▸ DATA SUPPLIED:
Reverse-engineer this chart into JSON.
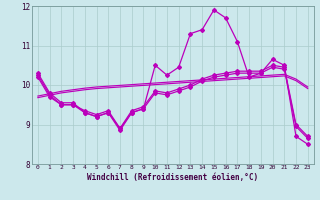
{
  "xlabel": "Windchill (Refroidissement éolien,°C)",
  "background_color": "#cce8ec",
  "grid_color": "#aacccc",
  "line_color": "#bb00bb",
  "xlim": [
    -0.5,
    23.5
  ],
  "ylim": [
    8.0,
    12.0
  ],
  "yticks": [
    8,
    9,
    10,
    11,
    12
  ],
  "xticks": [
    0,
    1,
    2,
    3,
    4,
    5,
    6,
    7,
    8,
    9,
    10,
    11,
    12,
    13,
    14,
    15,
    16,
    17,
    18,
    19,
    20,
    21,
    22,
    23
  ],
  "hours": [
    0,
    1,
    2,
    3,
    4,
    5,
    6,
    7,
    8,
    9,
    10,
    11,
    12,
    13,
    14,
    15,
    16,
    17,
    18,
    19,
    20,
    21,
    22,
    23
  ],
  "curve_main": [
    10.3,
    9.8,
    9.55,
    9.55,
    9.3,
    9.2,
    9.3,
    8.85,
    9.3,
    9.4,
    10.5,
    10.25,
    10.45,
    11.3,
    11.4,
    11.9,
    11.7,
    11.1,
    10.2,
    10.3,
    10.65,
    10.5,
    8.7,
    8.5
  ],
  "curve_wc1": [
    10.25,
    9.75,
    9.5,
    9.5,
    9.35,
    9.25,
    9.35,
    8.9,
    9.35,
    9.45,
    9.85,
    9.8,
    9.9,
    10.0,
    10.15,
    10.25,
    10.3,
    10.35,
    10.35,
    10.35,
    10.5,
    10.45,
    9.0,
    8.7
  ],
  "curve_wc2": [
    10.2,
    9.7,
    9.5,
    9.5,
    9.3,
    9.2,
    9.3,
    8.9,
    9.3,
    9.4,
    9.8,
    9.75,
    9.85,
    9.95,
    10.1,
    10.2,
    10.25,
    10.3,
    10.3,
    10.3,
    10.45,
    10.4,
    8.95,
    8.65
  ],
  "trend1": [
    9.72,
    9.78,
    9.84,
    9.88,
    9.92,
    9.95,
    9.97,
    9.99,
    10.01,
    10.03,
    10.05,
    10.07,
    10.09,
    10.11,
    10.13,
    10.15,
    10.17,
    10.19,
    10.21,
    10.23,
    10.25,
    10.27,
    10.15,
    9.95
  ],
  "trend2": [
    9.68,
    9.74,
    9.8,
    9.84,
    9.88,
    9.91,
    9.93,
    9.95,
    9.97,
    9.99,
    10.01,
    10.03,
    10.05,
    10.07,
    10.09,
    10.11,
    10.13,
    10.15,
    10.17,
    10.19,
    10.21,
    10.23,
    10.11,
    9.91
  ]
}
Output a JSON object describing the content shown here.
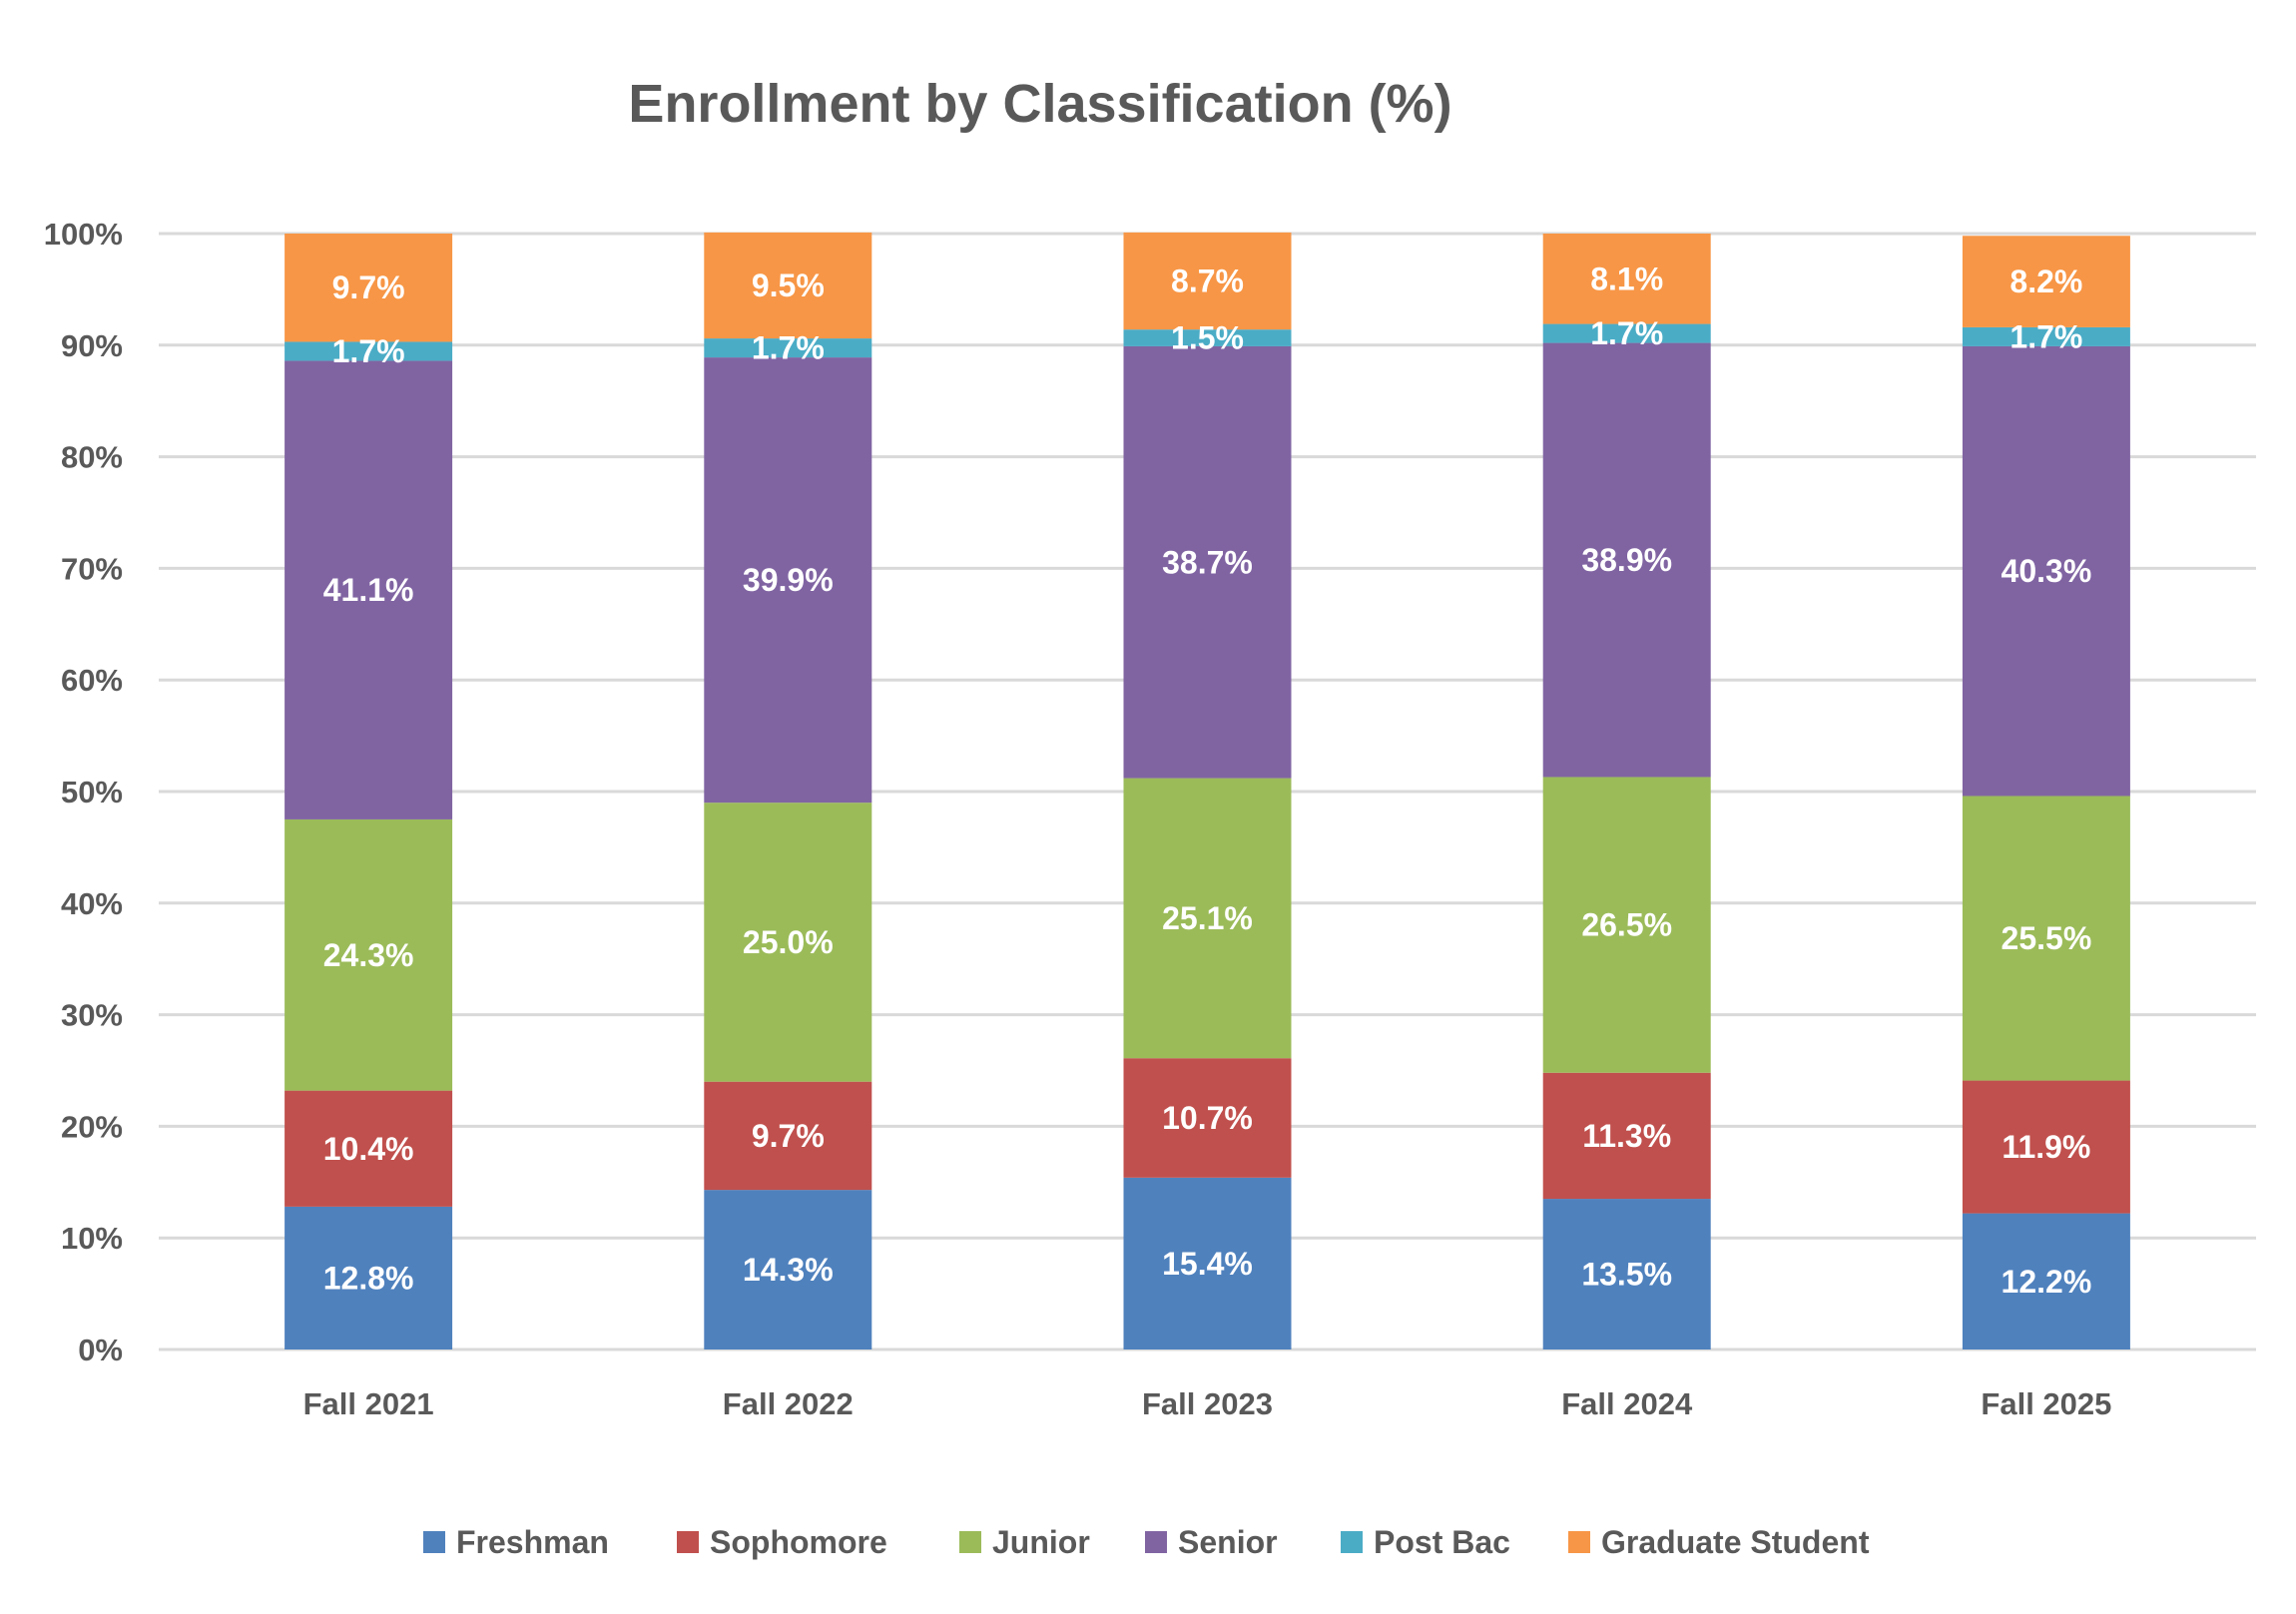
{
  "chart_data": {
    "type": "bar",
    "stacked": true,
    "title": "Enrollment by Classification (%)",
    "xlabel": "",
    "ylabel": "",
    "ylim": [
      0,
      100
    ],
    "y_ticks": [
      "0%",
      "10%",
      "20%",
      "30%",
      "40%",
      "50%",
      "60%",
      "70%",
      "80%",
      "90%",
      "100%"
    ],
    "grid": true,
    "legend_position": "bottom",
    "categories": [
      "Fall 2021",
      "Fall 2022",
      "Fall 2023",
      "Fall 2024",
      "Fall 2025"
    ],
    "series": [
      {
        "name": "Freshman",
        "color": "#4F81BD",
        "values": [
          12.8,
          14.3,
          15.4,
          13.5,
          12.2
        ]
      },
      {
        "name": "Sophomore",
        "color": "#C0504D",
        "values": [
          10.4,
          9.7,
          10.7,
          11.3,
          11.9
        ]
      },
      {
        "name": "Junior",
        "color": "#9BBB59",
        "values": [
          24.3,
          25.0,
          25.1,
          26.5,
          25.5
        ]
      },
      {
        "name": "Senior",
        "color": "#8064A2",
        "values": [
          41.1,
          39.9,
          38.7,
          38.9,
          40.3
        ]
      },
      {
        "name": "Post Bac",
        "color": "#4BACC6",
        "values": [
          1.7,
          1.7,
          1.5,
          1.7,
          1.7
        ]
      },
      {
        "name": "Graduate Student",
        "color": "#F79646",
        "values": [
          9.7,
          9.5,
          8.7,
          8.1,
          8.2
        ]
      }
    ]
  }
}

▸ EXERCISE: Each entry should be repeated exactly as it appears; the pictures stay out.

▸ FINISHED EXERCISE:
Reverse-engineer this chart into JSON.
{
  "xlabel": "Windchill (Refroidissement éolien,°C)",
  "background_color": "#cce8ec",
  "grid_color": "#aacccc",
  "line_color": "#bb00bb",
  "xlim": [
    -0.5,
    23.5
  ],
  "ylim": [
    8.0,
    12.0
  ],
  "yticks": [
    8,
    9,
    10,
    11,
    12
  ],
  "xticks": [
    0,
    1,
    2,
    3,
    4,
    5,
    6,
    7,
    8,
    9,
    10,
    11,
    12,
    13,
    14,
    15,
    16,
    17,
    18,
    19,
    20,
    21,
    22,
    23
  ],
  "hours": [
    0,
    1,
    2,
    3,
    4,
    5,
    6,
    7,
    8,
    9,
    10,
    11,
    12,
    13,
    14,
    15,
    16,
    17,
    18,
    19,
    20,
    21,
    22,
    23
  ],
  "curve_main": [
    10.3,
    9.8,
    9.55,
    9.55,
    9.3,
    9.2,
    9.3,
    8.85,
    9.3,
    9.4,
    10.5,
    10.25,
    10.45,
    11.3,
    11.4,
    11.9,
    11.7,
    11.1,
    10.2,
    10.3,
    10.65,
    10.5,
    8.7,
    8.5
  ],
  "curve_wc1": [
    10.25,
    9.75,
    9.5,
    9.5,
    9.35,
    9.25,
    9.35,
    8.9,
    9.35,
    9.45,
    9.85,
    9.8,
    9.9,
    10.0,
    10.15,
    10.25,
    10.3,
    10.35,
    10.35,
    10.35,
    10.5,
    10.45,
    9.0,
    8.7
  ],
  "curve_wc2": [
    10.2,
    9.7,
    9.5,
    9.5,
    9.3,
    9.2,
    9.3,
    8.9,
    9.3,
    9.4,
    9.8,
    9.75,
    9.85,
    9.95,
    10.1,
    10.2,
    10.25,
    10.3,
    10.3,
    10.3,
    10.45,
    10.4,
    8.95,
    8.65
  ],
  "trend1": [
    9.72,
    9.78,
    9.84,
    9.88,
    9.92,
    9.95,
    9.97,
    9.99,
    10.01,
    10.03,
    10.05,
    10.07,
    10.09,
    10.11,
    10.13,
    10.15,
    10.17,
    10.19,
    10.21,
    10.23,
    10.25,
    10.27,
    10.15,
    9.95
  ],
  "trend2": [
    9.68,
    9.74,
    9.8,
    9.84,
    9.88,
    9.91,
    9.93,
    9.95,
    9.97,
    9.99,
    10.01,
    10.03,
    10.05,
    10.07,
    10.09,
    10.11,
    10.13,
    10.15,
    10.17,
    10.19,
    10.21,
    10.23,
    10.11,
    9.91
  ]
}
Output a JSON object describing the content shown here.
{
  "chart_data": {
    "type": "bar",
    "stacked": true,
    "title": "Enrollment by Classification (%)",
    "xlabel": "",
    "ylabel": "",
    "ylim": [
      0,
      100
    ],
    "y_ticks": [
      "0%",
      "10%",
      "20%",
      "30%",
      "40%",
      "50%",
      "60%",
      "70%",
      "80%",
      "90%",
      "100%"
    ],
    "grid": true,
    "legend_position": "bottom",
    "categories": [
      "Fall 2021",
      "Fall 2022",
      "Fall 2023",
      "Fall 2024",
      "Fall 2025"
    ],
    "series": [
      {
        "name": "Freshman",
        "color": "#4F81BD",
        "values": [
          12.8,
          14.3,
          15.4,
          13.5,
          12.2
        ]
      },
      {
        "name": "Sophomore",
        "color": "#C0504D",
        "values": [
          10.4,
          9.7,
          10.7,
          11.3,
          11.9
        ]
      },
      {
        "name": "Junior",
        "color": "#9BBB59",
        "values": [
          24.3,
          25.0,
          25.1,
          26.5,
          25.5
        ]
      },
      {
        "name": "Senior",
        "color": "#8064A2",
        "values": [
          41.1,
          39.9,
          38.7,
          38.9,
          40.3
        ]
      },
      {
        "name": "Post Bac",
        "color": "#4BACC6",
        "values": [
          1.7,
          1.7,
          1.5,
          1.7,
          1.7
        ]
      },
      {
        "name": "Graduate Student",
        "color": "#F79646",
        "values": [
          9.7,
          9.5,
          8.7,
          8.1,
          8.2
        ]
      }
    ]
  }
}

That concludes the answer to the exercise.